▶ [DIRECTIONS]
Filter the entries below, keeping only lines with the word "parts".

▶ [MATERIAL FOR THIS TASK]
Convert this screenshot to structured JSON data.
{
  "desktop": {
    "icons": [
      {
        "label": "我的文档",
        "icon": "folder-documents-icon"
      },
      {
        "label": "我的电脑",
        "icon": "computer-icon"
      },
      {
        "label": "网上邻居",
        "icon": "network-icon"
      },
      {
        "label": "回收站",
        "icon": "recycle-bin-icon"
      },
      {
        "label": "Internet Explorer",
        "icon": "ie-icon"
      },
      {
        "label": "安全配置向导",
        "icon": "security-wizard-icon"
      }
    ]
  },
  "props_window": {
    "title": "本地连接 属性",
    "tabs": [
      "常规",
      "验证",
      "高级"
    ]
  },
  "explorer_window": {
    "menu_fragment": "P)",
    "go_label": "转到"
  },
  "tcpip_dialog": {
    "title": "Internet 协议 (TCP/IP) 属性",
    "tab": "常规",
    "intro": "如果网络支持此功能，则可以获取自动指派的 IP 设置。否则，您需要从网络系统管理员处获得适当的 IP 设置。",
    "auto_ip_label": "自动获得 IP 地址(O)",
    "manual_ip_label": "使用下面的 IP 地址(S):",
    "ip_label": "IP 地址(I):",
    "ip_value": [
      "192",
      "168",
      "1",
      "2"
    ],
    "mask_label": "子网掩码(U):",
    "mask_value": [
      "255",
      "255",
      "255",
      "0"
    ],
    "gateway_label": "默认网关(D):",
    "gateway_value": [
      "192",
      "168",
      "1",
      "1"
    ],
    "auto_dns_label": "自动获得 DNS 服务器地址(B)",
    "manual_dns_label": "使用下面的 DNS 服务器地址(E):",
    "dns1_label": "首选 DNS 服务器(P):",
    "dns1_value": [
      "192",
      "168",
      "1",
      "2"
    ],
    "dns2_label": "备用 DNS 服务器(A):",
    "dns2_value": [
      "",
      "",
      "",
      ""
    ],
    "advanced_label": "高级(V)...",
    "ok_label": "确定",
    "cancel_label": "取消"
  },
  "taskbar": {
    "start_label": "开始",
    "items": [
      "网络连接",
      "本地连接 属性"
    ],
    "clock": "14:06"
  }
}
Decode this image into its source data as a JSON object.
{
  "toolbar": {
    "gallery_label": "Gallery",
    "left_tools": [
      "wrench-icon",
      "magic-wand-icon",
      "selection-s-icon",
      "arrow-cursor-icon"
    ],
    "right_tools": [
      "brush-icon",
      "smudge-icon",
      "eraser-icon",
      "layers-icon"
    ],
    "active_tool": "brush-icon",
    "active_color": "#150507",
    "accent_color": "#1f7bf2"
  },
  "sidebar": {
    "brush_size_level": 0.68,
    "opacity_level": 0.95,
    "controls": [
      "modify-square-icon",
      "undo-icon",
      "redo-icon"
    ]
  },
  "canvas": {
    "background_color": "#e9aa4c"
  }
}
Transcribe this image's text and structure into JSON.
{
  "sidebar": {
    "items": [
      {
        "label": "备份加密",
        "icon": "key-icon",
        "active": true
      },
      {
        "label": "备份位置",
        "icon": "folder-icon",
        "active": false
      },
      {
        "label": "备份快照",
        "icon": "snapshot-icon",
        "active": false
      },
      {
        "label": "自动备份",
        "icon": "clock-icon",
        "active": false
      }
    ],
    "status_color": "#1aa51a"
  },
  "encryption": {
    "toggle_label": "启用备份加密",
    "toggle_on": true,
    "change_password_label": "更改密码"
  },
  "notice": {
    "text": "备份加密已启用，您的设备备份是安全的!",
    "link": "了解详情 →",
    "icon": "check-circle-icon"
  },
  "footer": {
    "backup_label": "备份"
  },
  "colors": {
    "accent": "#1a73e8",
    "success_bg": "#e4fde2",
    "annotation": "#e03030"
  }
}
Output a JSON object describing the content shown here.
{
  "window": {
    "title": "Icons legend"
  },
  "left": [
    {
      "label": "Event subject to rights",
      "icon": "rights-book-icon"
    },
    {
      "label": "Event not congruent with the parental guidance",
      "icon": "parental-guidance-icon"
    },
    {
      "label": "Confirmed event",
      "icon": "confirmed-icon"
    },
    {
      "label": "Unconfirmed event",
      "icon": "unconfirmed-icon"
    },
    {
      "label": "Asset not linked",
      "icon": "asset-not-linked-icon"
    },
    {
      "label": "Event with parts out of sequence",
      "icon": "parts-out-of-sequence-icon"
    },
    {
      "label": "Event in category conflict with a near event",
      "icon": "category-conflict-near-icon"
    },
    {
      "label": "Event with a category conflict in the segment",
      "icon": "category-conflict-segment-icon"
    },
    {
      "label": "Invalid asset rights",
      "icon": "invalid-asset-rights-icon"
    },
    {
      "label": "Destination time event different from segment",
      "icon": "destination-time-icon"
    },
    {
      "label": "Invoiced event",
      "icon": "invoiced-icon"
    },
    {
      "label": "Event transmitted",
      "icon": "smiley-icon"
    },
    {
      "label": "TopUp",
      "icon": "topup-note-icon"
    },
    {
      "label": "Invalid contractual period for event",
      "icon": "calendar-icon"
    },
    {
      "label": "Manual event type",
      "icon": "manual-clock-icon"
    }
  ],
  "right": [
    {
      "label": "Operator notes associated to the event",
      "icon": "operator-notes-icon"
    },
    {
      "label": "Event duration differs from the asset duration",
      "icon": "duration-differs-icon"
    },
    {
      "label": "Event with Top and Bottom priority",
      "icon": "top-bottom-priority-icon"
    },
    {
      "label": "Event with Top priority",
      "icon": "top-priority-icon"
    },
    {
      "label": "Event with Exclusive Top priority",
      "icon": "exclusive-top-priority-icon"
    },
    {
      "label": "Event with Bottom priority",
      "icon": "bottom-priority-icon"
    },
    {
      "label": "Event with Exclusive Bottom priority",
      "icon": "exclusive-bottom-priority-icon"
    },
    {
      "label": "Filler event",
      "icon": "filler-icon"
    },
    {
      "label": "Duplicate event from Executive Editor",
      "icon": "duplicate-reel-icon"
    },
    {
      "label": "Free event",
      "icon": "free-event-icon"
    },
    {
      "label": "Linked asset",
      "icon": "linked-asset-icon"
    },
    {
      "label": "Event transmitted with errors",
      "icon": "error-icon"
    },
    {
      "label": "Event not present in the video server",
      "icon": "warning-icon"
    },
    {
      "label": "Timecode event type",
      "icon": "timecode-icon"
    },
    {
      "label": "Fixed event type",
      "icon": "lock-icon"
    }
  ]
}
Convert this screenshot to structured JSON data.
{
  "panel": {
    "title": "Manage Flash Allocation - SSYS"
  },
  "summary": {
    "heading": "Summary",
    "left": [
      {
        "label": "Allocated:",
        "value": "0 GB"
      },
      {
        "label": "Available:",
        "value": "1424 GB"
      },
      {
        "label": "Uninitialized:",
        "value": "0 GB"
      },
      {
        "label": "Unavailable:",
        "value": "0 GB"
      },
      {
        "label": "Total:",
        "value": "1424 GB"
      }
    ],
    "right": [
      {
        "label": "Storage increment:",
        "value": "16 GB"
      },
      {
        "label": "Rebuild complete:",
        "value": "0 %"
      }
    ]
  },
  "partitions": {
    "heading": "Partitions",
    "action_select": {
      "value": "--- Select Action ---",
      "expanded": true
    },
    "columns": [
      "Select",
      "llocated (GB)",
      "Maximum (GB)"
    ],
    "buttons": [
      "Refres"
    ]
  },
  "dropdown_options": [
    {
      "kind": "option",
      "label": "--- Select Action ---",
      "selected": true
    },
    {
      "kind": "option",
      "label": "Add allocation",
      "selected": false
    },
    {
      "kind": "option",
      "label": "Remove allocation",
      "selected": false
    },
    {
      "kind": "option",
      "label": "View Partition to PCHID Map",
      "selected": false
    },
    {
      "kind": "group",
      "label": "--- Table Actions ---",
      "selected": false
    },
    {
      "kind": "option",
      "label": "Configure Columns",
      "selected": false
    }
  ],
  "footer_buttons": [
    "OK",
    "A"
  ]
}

▶ [RESULT FOR THIS TASK]
      "label": "Event with parts out of sequence",
      "icon": "parts-out-of-sequence-icon"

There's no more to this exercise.